Stated exercise | Check every line of the material below for the string "Possible", and return the ones that have it.

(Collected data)
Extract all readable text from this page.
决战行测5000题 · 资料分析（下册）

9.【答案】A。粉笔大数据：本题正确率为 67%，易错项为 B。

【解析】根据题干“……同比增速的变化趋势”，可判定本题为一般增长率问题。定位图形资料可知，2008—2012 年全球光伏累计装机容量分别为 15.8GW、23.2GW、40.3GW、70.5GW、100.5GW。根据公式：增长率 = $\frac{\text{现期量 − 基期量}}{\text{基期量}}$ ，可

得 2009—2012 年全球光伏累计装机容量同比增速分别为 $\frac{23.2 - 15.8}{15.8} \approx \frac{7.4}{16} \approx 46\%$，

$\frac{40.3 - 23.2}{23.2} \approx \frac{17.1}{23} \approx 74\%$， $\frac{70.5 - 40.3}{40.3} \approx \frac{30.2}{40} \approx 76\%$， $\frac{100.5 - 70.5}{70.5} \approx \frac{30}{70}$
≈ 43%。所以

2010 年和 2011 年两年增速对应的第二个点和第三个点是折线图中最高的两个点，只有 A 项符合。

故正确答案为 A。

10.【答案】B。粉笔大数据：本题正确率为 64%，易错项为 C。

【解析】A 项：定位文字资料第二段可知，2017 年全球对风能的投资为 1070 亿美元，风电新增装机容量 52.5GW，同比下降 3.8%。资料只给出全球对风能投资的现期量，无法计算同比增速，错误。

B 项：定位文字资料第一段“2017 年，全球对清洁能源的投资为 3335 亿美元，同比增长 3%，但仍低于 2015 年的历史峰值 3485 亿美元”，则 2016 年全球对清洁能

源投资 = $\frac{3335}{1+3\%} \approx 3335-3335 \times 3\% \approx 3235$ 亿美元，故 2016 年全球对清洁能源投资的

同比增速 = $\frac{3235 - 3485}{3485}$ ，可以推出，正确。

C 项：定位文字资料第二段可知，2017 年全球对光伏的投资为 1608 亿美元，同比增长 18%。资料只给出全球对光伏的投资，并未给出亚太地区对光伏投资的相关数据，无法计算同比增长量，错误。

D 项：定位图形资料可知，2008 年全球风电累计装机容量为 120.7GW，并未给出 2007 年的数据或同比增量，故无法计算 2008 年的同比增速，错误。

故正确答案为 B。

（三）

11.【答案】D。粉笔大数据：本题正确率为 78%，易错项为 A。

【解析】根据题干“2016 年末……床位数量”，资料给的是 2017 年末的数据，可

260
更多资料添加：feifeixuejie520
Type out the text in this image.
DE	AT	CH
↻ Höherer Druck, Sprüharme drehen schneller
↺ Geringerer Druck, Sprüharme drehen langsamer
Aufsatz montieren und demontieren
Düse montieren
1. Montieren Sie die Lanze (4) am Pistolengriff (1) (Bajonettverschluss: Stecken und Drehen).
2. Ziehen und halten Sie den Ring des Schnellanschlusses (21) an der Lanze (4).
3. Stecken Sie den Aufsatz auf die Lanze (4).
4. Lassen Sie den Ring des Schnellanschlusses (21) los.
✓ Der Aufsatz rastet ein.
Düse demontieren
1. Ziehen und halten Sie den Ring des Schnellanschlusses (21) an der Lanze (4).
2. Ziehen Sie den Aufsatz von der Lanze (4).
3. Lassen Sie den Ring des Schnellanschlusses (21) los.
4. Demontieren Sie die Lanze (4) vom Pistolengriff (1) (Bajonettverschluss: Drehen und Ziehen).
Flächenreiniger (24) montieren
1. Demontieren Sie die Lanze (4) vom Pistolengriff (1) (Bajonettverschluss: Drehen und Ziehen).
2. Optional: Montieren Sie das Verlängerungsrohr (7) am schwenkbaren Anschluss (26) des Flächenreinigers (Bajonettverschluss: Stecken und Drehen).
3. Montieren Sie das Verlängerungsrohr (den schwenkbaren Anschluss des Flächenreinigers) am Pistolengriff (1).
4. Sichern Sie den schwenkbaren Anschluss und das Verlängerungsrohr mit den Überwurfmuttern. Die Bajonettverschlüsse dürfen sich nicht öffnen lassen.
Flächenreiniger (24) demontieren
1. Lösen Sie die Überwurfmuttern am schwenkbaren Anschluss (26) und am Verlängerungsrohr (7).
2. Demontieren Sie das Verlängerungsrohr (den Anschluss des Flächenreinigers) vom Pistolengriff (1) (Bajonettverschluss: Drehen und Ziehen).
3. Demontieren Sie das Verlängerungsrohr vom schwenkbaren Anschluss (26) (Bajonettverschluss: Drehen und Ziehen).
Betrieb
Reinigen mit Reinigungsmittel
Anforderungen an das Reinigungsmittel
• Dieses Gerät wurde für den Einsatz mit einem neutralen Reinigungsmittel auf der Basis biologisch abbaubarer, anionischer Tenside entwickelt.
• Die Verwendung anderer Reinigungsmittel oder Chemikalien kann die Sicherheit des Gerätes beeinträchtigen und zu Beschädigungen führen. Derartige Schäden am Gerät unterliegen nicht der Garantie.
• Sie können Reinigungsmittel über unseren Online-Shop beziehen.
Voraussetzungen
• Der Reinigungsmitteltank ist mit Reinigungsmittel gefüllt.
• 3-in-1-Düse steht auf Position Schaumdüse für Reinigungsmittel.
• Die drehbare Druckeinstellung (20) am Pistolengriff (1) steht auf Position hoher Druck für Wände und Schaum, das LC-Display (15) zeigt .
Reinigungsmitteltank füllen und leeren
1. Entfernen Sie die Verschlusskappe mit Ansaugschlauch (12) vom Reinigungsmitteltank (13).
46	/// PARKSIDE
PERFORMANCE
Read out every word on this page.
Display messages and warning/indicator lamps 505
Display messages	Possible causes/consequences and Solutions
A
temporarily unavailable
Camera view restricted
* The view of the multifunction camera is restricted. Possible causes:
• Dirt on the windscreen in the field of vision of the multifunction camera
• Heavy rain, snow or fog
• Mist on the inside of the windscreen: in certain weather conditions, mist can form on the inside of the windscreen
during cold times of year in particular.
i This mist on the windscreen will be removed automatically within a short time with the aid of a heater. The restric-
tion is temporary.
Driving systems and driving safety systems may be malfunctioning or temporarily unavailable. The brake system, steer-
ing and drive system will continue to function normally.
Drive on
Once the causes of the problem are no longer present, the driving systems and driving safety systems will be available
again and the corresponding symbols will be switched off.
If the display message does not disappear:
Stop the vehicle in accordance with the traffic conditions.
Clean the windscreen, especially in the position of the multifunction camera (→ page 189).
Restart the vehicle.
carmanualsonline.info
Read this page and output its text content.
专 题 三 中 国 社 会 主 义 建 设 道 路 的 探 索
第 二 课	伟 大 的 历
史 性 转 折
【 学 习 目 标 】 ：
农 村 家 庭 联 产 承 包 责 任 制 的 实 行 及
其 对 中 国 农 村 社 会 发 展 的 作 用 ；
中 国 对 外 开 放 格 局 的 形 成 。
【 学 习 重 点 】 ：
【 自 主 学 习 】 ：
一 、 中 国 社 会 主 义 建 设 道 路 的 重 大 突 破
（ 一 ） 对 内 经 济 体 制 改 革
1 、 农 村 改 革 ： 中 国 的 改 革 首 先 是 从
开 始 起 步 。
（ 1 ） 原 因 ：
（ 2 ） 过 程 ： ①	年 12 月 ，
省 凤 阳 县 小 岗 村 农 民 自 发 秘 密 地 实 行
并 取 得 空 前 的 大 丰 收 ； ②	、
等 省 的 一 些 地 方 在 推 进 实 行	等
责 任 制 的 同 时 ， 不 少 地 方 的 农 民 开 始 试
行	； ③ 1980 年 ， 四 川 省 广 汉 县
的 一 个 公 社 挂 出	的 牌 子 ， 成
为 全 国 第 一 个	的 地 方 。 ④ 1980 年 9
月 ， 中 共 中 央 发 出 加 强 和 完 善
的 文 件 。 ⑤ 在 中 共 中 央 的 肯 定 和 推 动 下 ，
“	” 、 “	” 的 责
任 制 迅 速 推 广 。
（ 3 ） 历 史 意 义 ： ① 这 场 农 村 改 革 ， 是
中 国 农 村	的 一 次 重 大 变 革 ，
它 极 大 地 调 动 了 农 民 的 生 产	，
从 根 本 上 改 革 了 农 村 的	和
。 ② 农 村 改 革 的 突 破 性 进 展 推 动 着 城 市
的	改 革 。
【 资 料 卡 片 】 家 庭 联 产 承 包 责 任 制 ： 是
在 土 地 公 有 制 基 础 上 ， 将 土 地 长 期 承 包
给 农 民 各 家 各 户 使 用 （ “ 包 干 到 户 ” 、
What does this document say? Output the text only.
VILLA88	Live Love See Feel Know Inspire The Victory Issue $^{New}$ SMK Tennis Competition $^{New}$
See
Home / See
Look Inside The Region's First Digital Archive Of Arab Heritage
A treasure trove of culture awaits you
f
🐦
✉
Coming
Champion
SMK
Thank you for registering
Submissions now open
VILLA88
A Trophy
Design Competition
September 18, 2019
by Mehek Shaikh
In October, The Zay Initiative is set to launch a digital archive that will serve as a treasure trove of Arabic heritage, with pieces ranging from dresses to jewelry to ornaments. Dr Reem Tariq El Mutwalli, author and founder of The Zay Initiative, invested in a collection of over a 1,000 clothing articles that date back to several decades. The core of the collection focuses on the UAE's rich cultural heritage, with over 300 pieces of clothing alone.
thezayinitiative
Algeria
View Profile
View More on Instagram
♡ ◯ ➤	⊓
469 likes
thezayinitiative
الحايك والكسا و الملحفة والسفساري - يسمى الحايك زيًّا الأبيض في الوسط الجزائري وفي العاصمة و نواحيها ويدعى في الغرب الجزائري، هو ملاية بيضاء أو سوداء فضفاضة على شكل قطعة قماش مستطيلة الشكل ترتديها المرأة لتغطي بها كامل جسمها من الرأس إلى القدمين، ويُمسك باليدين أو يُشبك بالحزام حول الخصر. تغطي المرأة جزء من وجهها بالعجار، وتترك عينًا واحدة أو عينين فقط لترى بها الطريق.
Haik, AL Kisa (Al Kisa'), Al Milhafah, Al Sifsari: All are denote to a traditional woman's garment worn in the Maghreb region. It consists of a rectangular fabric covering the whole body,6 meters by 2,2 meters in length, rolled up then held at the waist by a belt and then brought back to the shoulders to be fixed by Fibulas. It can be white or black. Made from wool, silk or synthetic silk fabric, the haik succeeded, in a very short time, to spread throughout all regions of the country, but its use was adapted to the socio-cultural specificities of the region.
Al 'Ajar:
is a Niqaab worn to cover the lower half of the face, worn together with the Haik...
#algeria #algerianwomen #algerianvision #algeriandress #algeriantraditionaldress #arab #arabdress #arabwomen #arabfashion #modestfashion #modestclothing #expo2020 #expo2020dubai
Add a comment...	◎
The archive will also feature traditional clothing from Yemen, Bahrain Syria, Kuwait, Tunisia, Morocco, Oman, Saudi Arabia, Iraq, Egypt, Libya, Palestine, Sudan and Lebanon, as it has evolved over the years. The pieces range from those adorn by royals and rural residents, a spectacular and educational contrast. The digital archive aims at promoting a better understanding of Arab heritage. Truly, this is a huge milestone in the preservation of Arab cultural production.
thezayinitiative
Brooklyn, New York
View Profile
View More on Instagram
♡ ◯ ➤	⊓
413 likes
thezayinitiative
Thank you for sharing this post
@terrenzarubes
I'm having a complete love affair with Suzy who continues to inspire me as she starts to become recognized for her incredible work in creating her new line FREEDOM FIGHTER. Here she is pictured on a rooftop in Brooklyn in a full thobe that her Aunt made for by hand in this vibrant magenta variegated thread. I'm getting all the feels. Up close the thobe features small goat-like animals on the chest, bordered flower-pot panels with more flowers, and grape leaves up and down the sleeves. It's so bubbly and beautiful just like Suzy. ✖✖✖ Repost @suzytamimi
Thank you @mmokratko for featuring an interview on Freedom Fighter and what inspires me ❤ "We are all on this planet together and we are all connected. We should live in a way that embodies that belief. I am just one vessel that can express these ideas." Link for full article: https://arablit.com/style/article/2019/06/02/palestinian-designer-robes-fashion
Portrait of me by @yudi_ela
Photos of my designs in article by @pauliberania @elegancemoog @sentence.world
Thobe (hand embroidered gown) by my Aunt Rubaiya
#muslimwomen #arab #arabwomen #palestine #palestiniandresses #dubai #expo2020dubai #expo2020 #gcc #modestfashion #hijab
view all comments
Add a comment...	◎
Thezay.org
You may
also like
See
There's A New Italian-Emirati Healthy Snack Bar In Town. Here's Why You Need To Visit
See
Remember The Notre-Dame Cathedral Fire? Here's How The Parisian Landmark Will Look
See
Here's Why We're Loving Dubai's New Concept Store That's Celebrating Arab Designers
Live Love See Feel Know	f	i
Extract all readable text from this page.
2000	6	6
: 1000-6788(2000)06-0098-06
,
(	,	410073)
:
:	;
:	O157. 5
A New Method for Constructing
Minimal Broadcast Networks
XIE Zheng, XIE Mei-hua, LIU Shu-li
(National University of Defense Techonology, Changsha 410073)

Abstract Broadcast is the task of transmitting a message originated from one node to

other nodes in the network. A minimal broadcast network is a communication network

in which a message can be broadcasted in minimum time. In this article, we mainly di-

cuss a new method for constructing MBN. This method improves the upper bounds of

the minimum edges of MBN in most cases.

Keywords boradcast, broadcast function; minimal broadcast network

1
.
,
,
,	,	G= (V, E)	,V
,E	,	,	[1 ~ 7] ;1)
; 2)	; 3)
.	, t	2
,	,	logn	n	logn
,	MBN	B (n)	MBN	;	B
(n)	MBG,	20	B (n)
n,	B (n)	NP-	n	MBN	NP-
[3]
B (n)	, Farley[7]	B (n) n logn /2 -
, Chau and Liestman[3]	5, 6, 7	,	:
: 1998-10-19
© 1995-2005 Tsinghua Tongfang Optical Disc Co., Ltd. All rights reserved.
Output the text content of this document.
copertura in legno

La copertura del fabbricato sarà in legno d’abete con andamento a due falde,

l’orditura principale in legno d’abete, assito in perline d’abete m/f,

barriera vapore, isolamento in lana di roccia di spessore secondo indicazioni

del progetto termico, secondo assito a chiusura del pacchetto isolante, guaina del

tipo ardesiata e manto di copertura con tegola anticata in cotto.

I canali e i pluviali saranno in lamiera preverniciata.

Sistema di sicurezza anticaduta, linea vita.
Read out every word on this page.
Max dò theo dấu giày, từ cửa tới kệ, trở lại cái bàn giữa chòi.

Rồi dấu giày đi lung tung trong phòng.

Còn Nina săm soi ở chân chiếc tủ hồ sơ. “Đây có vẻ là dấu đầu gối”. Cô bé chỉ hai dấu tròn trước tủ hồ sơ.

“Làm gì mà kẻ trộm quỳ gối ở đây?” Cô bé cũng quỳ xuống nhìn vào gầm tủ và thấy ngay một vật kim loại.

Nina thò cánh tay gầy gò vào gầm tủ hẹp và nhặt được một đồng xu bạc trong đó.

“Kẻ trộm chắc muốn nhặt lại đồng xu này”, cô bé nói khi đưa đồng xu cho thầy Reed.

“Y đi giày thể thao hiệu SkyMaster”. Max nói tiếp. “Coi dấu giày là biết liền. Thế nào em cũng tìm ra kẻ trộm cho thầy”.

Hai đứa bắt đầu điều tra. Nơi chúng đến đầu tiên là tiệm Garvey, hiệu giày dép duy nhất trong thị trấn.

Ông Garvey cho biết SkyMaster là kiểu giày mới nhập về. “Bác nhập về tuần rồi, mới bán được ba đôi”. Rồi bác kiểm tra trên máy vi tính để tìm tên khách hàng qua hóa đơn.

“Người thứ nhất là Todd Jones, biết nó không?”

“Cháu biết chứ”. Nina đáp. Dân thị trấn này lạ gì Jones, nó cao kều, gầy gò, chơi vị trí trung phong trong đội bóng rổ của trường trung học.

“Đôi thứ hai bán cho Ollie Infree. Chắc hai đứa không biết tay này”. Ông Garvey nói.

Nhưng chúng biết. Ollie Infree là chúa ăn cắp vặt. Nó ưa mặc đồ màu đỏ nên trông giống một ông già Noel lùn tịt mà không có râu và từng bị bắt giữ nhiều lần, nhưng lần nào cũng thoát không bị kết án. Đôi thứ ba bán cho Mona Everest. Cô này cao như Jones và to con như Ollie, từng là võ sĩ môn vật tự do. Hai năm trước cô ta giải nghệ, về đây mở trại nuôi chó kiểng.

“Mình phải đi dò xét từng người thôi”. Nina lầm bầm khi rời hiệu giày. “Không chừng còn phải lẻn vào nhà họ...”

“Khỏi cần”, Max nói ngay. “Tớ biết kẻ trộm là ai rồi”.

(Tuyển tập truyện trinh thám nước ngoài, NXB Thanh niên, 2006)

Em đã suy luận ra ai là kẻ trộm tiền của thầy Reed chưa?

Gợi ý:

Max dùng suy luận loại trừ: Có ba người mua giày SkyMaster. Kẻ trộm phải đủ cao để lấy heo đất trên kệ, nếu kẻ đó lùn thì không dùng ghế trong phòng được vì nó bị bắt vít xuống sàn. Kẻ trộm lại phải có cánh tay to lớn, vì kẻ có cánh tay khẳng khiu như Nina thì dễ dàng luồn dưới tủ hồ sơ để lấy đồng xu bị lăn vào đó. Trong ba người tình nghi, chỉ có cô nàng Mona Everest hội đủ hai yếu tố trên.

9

Solved exercise |
Display messages	Possible causes/consequences and Solutions
* The view of the multifunction camera is restricted. Possible causes:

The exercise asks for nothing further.